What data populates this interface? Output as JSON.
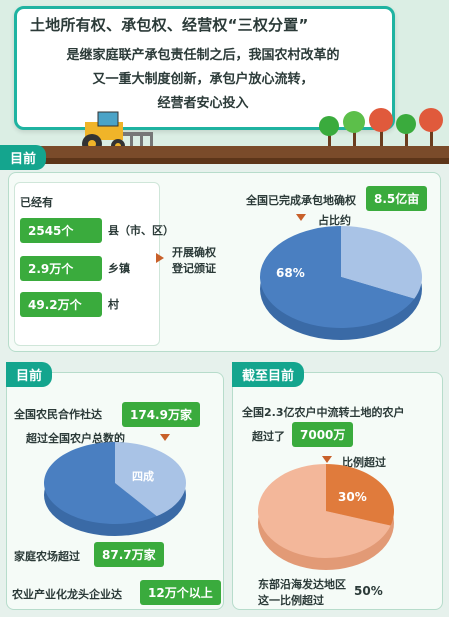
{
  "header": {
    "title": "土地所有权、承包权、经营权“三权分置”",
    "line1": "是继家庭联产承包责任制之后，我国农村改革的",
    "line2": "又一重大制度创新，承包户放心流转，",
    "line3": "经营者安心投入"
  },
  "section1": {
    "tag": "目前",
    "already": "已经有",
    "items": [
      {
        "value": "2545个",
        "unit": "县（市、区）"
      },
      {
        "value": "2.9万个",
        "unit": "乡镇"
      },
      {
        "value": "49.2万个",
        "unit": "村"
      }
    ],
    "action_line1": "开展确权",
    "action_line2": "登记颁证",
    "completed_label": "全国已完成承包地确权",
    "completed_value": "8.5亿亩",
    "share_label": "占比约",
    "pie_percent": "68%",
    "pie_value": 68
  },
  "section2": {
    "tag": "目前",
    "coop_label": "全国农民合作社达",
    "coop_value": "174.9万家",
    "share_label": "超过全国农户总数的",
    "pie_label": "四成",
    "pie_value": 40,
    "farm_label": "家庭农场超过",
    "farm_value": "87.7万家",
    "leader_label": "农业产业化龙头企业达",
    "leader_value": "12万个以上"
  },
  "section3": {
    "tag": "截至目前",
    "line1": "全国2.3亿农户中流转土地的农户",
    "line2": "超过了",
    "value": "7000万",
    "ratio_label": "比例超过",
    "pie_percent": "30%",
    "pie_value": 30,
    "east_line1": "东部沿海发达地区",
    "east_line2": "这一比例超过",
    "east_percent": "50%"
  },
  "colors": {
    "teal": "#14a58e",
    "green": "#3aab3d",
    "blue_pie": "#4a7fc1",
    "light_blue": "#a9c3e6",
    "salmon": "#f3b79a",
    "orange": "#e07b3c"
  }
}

☆ ☆ ☆ ☆

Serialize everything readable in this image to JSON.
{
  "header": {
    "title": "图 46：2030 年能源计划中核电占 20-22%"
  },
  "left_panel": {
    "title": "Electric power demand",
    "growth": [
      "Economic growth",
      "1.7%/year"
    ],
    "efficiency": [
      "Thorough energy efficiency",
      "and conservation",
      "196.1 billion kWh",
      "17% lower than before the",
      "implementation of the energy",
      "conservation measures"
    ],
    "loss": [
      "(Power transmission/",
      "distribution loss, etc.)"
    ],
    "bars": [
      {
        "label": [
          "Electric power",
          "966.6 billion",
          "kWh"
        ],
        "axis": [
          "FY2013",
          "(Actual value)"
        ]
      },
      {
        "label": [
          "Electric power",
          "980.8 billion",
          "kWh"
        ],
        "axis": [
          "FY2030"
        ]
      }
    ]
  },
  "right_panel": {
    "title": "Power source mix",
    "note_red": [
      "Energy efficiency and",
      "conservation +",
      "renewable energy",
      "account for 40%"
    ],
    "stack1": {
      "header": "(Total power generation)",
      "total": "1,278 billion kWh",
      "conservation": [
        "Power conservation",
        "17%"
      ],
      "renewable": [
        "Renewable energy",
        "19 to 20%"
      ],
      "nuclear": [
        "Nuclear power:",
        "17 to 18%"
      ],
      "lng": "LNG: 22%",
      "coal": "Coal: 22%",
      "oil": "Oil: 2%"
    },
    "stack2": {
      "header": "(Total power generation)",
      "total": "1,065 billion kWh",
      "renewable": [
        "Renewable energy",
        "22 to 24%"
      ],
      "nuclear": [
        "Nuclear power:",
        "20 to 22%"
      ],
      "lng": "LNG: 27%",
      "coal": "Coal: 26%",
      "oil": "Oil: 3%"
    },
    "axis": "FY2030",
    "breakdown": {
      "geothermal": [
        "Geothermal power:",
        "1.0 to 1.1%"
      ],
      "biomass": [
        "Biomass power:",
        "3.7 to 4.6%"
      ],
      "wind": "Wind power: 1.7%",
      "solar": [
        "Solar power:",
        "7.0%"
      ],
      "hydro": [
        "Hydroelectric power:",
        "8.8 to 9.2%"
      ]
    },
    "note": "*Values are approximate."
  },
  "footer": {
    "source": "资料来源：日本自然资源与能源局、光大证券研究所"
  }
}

☆ ☆ ☆ ☆

= Exercise requirements =
From the entries above, copy every line containing the word "title".

= The response =
    "title": "土地所有权、承包权、经营权“三权分置”",
    "title": "图 46：2030 年能源计划中核电占 20-22%"
    "title": "Electric power demand",
    "title": "Power source mix",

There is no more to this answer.